→ SOURCE DATA:
— START —
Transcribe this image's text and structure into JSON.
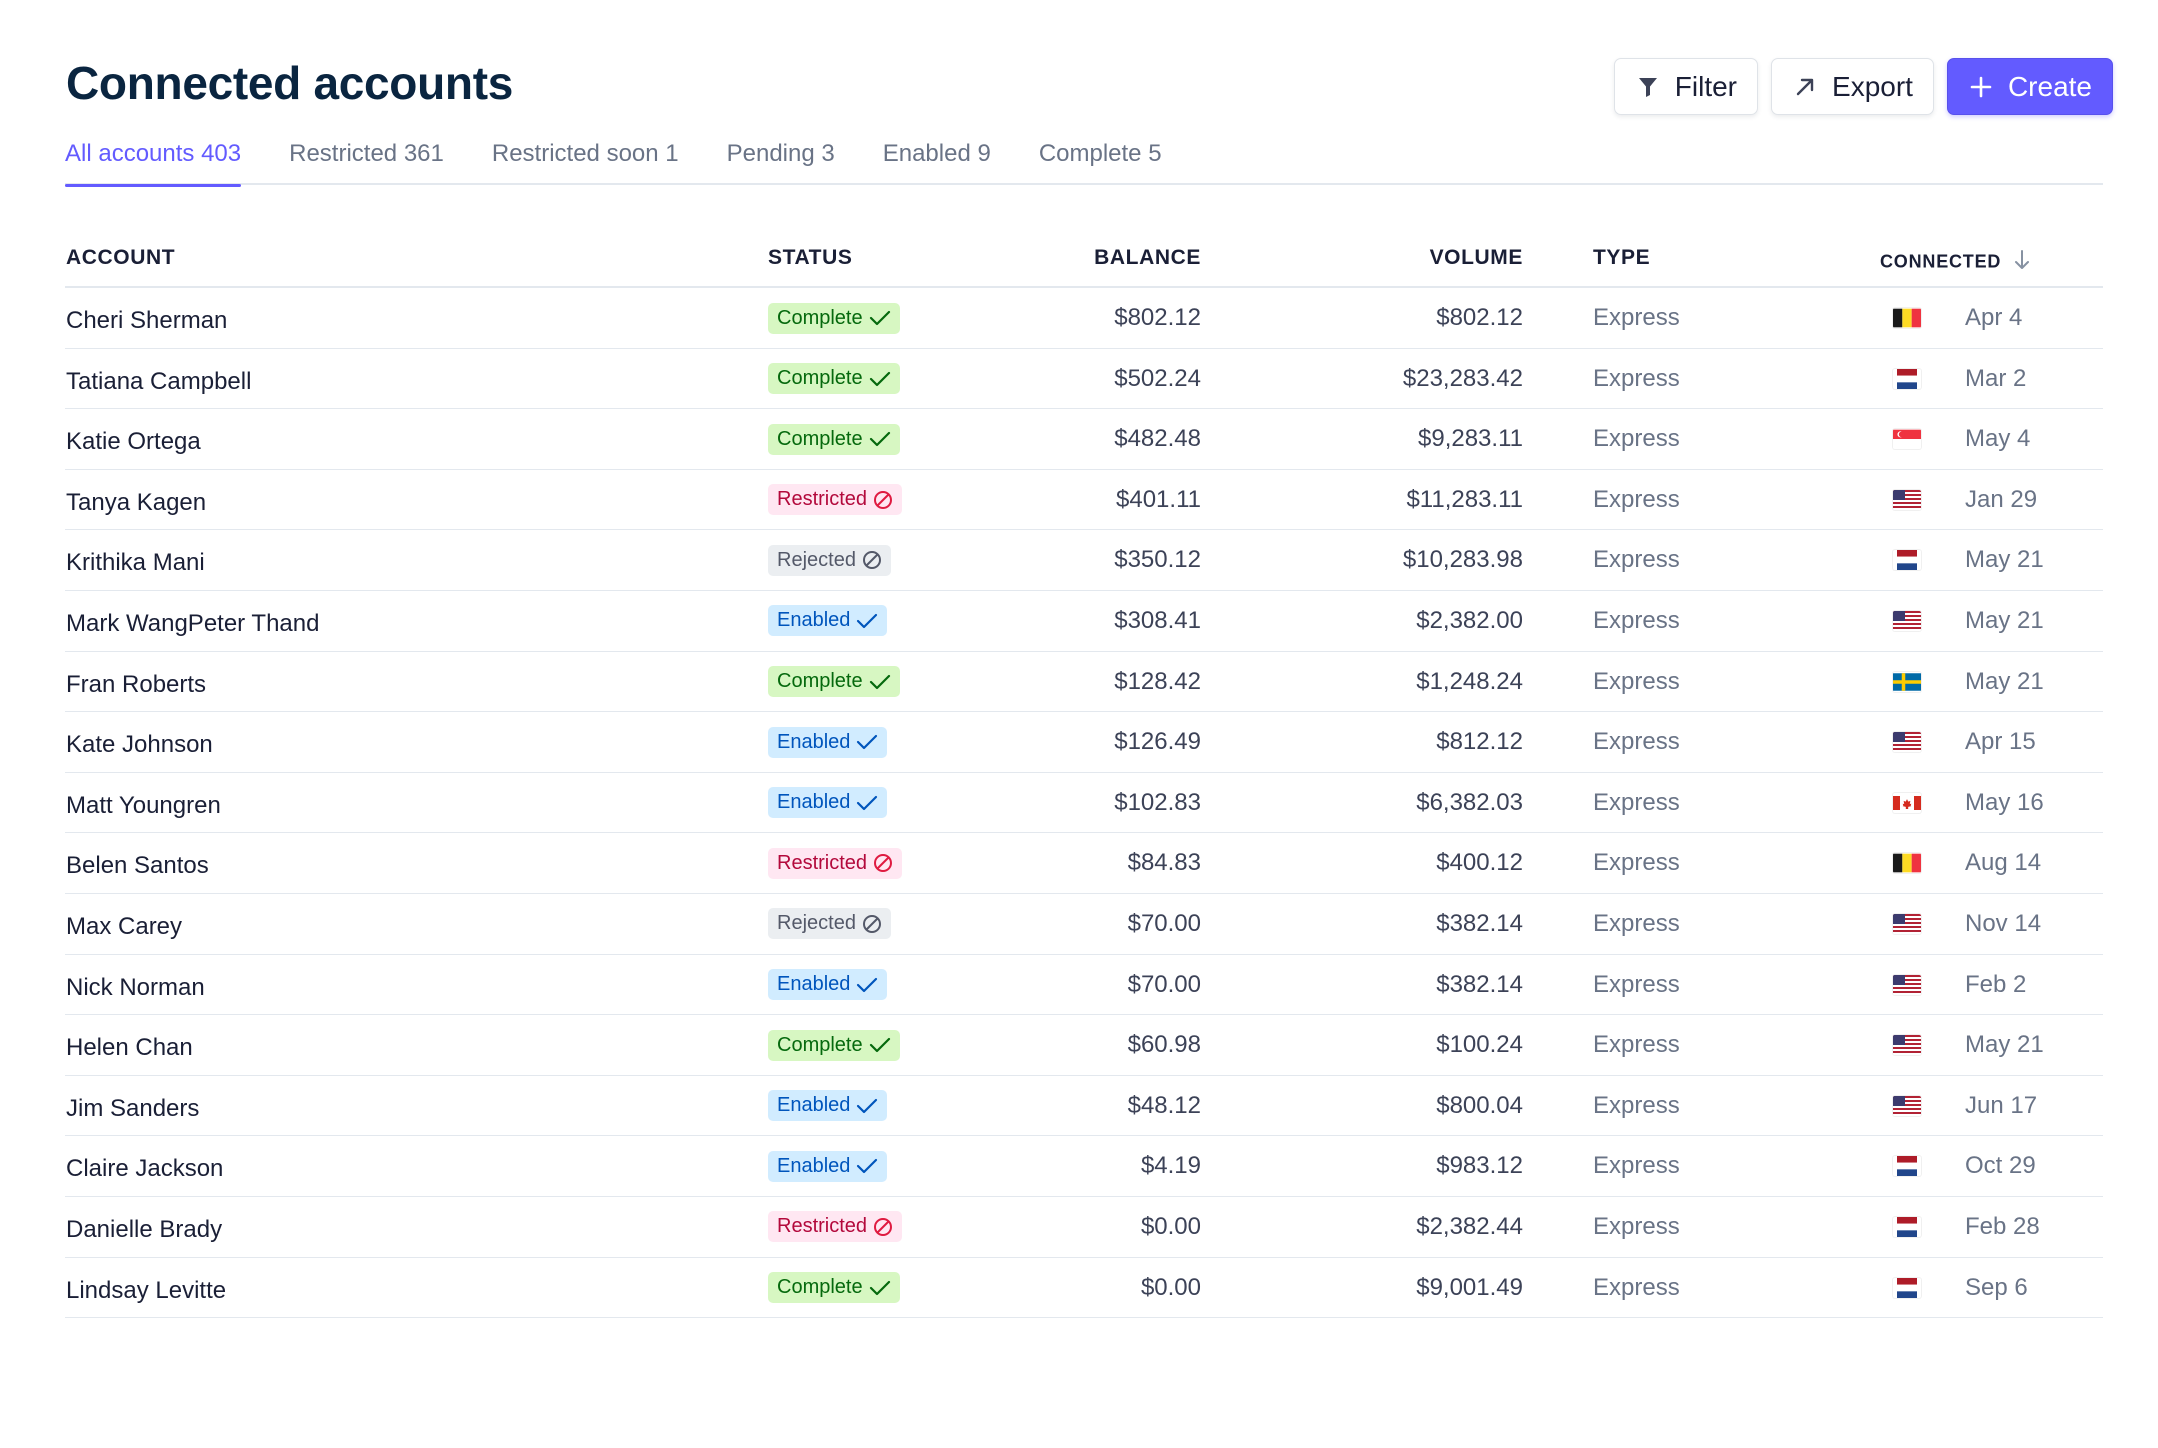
{
  "header": {
    "title": "Connected accounts",
    "filter_label": "Filter",
    "export_label": "Export",
    "create_label": "Create"
  },
  "tabs": [
    {
      "label": "All accounts 403",
      "active": true
    },
    {
      "label": "Restricted 361",
      "active": false
    },
    {
      "label": "Restricted soon 1",
      "active": false
    },
    {
      "label": "Pending 3",
      "active": false
    },
    {
      "label": "Enabled 9",
      "active": false
    },
    {
      "label": "Complete 5",
      "active": false
    }
  ],
  "columns": {
    "account": "ACCOUNT",
    "status": "STATUS",
    "balance": "BALANCE",
    "volume": "VOLUME",
    "type": "TYPE",
    "connected": "CONNECTED"
  },
  "colors": {
    "accent": "#635bff",
    "complete_bg": "#d7f7c2",
    "restricted_bg": "#ffe7f2",
    "rejected_bg": "#ebeef1",
    "enabled_bg": "#d1ecff"
  },
  "rows": [
    {
      "name": "Cheri Sherman",
      "status": "Complete",
      "balance": "$802.12",
      "volume": "$802.12",
      "type": "Express",
      "flag": "belgium",
      "date": "Apr 4"
    },
    {
      "name": "Tatiana Campbell",
      "status": "Complete",
      "balance": "$502.24",
      "volume": "$23,283.42",
      "type": "Express",
      "flag": "netherlands",
      "date": "Mar 2"
    },
    {
      "name": "Katie Ortega",
      "status": "Complete",
      "balance": "$482.48",
      "volume": "$9,283.11",
      "type": "Express",
      "flag": "singapore",
      "date": "May 4"
    },
    {
      "name": "Tanya Kagen",
      "status": "Restricted",
      "balance": "$401.11",
      "volume": "$11,283.11",
      "type": "Express",
      "flag": "usa",
      "date": "Jan 29"
    },
    {
      "name": "Krithika Mani",
      "status": "Rejected",
      "balance": "$350.12",
      "volume": "$10,283.98",
      "type": "Express",
      "flag": "netherlands",
      "date": "May 21"
    },
    {
      "name": "Mark WangPeter Thand",
      "status": "Enabled",
      "balance": "$308.41",
      "volume": "$2,382.00",
      "type": "Express",
      "flag": "usa",
      "date": "May 21"
    },
    {
      "name": "Fran Roberts",
      "status": "Complete",
      "balance": "$128.42",
      "volume": "$1,248.24",
      "type": "Express",
      "flag": "sweden",
      "date": "May 21"
    },
    {
      "name": "Kate Johnson",
      "status": "Enabled",
      "balance": "$126.49",
      "volume": "$812.12",
      "type": "Express",
      "flag": "usa",
      "date": "Apr 15"
    },
    {
      "name": "Matt Youngren",
      "status": "Enabled",
      "balance": "$102.83",
      "volume": "$6,382.03",
      "type": "Express",
      "flag": "canada",
      "date": "May 16"
    },
    {
      "name": "Belen Santos",
      "status": "Restricted",
      "balance": "$84.83",
      "volume": "$400.12",
      "type": "Express",
      "flag": "belgium",
      "date": "Aug 14"
    },
    {
      "name": "Max Carey",
      "status": "Rejected",
      "balance": "$70.00",
      "volume": "$382.14",
      "type": "Express",
      "flag": "usa",
      "date": "Nov 14"
    },
    {
      "name": "Nick Norman",
      "status": "Enabled",
      "balance": "$70.00",
      "volume": "$382.14",
      "type": "Express",
      "flag": "usa",
      "date": "Feb 2"
    },
    {
      "name": "Helen Chan",
      "status": "Complete",
      "balance": "$60.98",
      "volume": "$100.24",
      "type": "Express",
      "flag": "usa",
      "date": "May 21"
    },
    {
      "name": "Jim Sanders",
      "status": "Enabled",
      "balance": "$48.12",
      "volume": "$800.04",
      "type": "Express",
      "flag": "usa",
      "date": "Jun 17"
    },
    {
      "name": "Claire Jackson",
      "status": "Enabled",
      "balance": "$4.19",
      "volume": "$983.12",
      "type": "Express",
      "flag": "netherlands",
      "date": "Oct 29"
    },
    {
      "name": "Danielle Brady",
      "status": "Restricted",
      "balance": "$0.00",
      "volume": "$2,382.44",
      "type": "Express",
      "flag": "netherlands",
      "date": "Feb 28"
    },
    {
      "name": "Lindsay Levitte",
      "status": "Complete",
      "balance": "$0.00",
      "volume": "$9,001.49",
      "type": "Express",
      "flag": "netherlands",
      "date": "Sep 6"
    }
  ]
}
— END —
→ EXERCISE DESCRIPTION: Do not include the images; transcribe the rest of the listing exactly.

→ EXPECTED ANSWER:
Transcribe this image's text and structure into JSON.
{
  "header": {
    "title": "Connected accounts",
    "filter_label": "Filter",
    "export_label": "Export",
    "create_label": "Create"
  },
  "tabs": [
    {
      "label": "All accounts 403",
      "active": true
    },
    {
      "label": "Restricted 361",
      "active": false
    },
    {
      "label": "Restricted soon 1",
      "active": false
    },
    {
      "label": "Pending 3",
      "active": false
    },
    {
      "label": "Enabled 9",
      "active": false
    },
    {
      "label": "Complete 5",
      "active": false
    }
  ],
  "columns": {
    "account": "ACCOUNT",
    "status": "STATUS",
    "balance": "BALANCE",
    "volume": "VOLUME",
    "type": "TYPE",
    "connected": "CONNECTED"
  },
  "colors": {
    "accent": "#635bff",
    "complete_bg": "#d7f7c2",
    "restricted_bg": "#ffe7f2",
    "rejected_bg": "#ebeef1",
    "enabled_bg": "#d1ecff"
  },
  "rows": [
    {
      "name": "Cheri Sherman",
      "status": "Complete",
      "balance": "$802.12",
      "volume": "$802.12",
      "type": "Express",
      "flag": "belgium",
      "date": "Apr 4"
    },
    {
      "name": "Tatiana Campbell",
      "status": "Complete",
      "balance": "$502.24",
      "volume": "$23,283.42",
      "type": "Express",
      "flag": "netherlands",
      "date": "Mar 2"
    },
    {
      "name": "Katie Ortega",
      "status": "Complete",
      "balance": "$482.48",
      "volume": "$9,283.11",
      "type": "Express",
      "flag": "singapore",
      "date": "May 4"
    },
    {
      "name": "Tanya Kagen",
      "status": "Restricted",
      "balance": "$401.11",
      "volume": "$11,283.11",
      "type": "Express",
      "flag": "usa",
      "date": "Jan 29"
    },
    {
      "name": "Krithika Mani",
      "status": "Rejected",
      "balance": "$350.12",
      "volume": "$10,283.98",
      "type": "Express",
      "flag": "netherlands",
      "date": "May 21"
    },
    {
      "name": "Mark WangPeter Thand",
      "status": "Enabled",
      "balance": "$308.41",
      "volume": "$2,382.00",
      "type": "Express",
      "flag": "usa",
      "date": "May 21"
    },
    {
      "name": "Fran Roberts",
      "status": "Complete",
      "balance": "$128.42",
      "volume": "$1,248.24",
      "type": "Express",
      "flag": "sweden",
      "date": "May 21"
    },
    {
      "name": "Kate Johnson",
      "status": "Enabled",
      "balance": "$126.49",
      "volume": "$812.12",
      "type": "Express",
      "flag": "usa",
      "date": "Apr 15"
    },
    {
      "name": "Matt Youngren",
      "status": "Enabled",
      "balance": "$102.83",
      "volume": "$6,382.03",
      "type": "Express",
      "flag": "canada",
      "date": "May 16"
    },
    {
      "name": "Belen Santos",
      "status": "Restricted",
      "balance": "$84.83",
      "volume": "$400.12",
      "type": "Express",
      "flag": "belgium",
      "date": "Aug 14"
    },
    {
      "name": "Max Carey",
      "status": "Rejected",
      "balance": "$70.00",
      "volume": "$382.14",
      "type": "Express",
      "flag": "usa",
      "date": "Nov 14"
    },
    {
      "name": "Nick Norman",
      "status": "Enabled",
      "balance": "$70.00",
      "volume": "$382.14",
      "type": "Express",
      "flag": "usa",
      "date": "Feb 2"
    },
    {
      "name": "Helen Chan",
      "status": "Complete",
      "balance": "$60.98",
      "volume": "$100.24",
      "type": "Express",
      "flag": "usa",
      "date": "May 21"
    },
    {
      "name": "Jim Sanders",
      "status": "Enabled",
      "balance": "$48.12",
      "volume": "$800.04",
      "type": "Express",
      "flag": "usa",
      "date": "Jun 17"
    },
    {
      "name": "Claire Jackson",
      "status": "Enabled",
      "balance": "$4.19",
      "volume": "$983.12",
      "type": "Express",
      "flag": "netherlands",
      "date": "Oct 29"
    },
    {
      "name": "Danielle Brady",
      "status": "Restricted",
      "balance": "$0.00",
      "volume": "$2,382.44",
      "type": "Express",
      "flag": "netherlands",
      "date": "Feb 28"
    },
    {
      "name": "Lindsay Levitte",
      "status": "Complete",
      "balance": "$0.00",
      "volume": "$9,001.49",
      "type": "Express",
      "flag": "netherlands",
      "date": "Sep 6"
    }
  ]
}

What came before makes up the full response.